■ **Requirements**:
Please pull out every line of the items below and reproduce each one verbatim.

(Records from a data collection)
---
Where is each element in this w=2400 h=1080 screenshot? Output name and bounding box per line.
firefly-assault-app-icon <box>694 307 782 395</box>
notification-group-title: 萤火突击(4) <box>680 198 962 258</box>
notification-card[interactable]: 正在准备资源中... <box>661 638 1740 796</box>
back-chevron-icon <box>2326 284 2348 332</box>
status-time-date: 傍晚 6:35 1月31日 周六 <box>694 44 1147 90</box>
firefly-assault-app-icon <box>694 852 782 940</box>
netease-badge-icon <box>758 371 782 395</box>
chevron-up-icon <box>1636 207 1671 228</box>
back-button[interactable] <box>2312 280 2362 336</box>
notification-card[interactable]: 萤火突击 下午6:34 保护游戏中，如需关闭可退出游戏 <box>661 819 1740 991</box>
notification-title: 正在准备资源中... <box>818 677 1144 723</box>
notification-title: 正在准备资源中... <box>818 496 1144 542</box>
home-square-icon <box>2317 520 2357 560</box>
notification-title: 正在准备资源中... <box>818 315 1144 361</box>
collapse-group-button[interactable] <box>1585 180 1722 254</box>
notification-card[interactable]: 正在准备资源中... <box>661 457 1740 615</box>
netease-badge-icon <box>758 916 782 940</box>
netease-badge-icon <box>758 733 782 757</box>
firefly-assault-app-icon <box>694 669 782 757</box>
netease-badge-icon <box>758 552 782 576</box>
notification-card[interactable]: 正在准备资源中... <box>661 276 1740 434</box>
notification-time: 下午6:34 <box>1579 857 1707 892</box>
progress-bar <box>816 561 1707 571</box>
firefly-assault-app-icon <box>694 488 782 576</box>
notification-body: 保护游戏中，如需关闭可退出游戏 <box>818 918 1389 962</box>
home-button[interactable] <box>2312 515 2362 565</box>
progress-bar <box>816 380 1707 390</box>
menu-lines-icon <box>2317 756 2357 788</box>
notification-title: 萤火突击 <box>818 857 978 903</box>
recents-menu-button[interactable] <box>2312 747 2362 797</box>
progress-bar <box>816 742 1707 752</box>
---
■ **Complete response**:
Where is each element in this w=2400 h=1080 screenshot? Output name and bounding box per line.
firefly-assault-app-icon <box>694 307 782 395</box>
notification-group-title: 萤火突击(4) <box>680 198 962 258</box>
notification-card[interactable]: 正在准备资源中... <box>661 638 1740 796</box>
back-chevron-icon <box>2326 284 2348 332</box>
status-time-date: 傍晚 6:35 1月31日 周六 <box>694 44 1147 90</box>
firefly-assault-app-icon <box>694 852 782 940</box>
netease-badge-icon <box>758 371 782 395</box>
chevron-up-icon <box>1636 207 1671 228</box>
back-button[interactable] <box>2312 280 2362 336</box>
notification-card[interactable]: 萤火突击 下午6:34 保护游戏中，如需关闭可退出游戏 <box>661 819 1740 991</box>
notification-title: 正在准备资源中... <box>818 677 1144 723</box>
notification-title: 正在准备资源中... <box>818 496 1144 542</box>
home-square-icon <box>2317 520 2357 560</box>
notification-title: 正在准备资源中... <box>818 315 1144 361</box>
collapse-group-button[interactable] <box>1585 180 1722 254</box>
notification-card[interactable]: 正在准备资源中... <box>661 457 1740 615</box>
netease-badge-icon <box>758 916 782 940</box>
netease-badge-icon <box>758 733 782 757</box>
firefly-assault-app-icon <box>694 669 782 757</box>
netease-badge-icon <box>758 552 782 576</box>
notification-card[interactable]: 正在准备资源中... <box>661 276 1740 434</box>
notification-time: 下午6:34 <box>1579 857 1707 892</box>
progress-bar <box>816 561 1707 571</box>
firefly-assault-app-icon <box>694 488 782 576</box>
notification-body: 保护游戏中，如需关闭可退出游戏 <box>818 918 1389 962</box>
home-button[interactable] <box>2312 515 2362 565</box>
progress-bar <box>816 380 1707 390</box>
menu-lines-icon <box>2317 756 2357 788</box>
notification-title: 萤火突击 <box>818 857 978 903</box>
recents-menu-button[interactable] <box>2312 747 2362 797</box>
progress-bar <box>816 742 1707 752</box>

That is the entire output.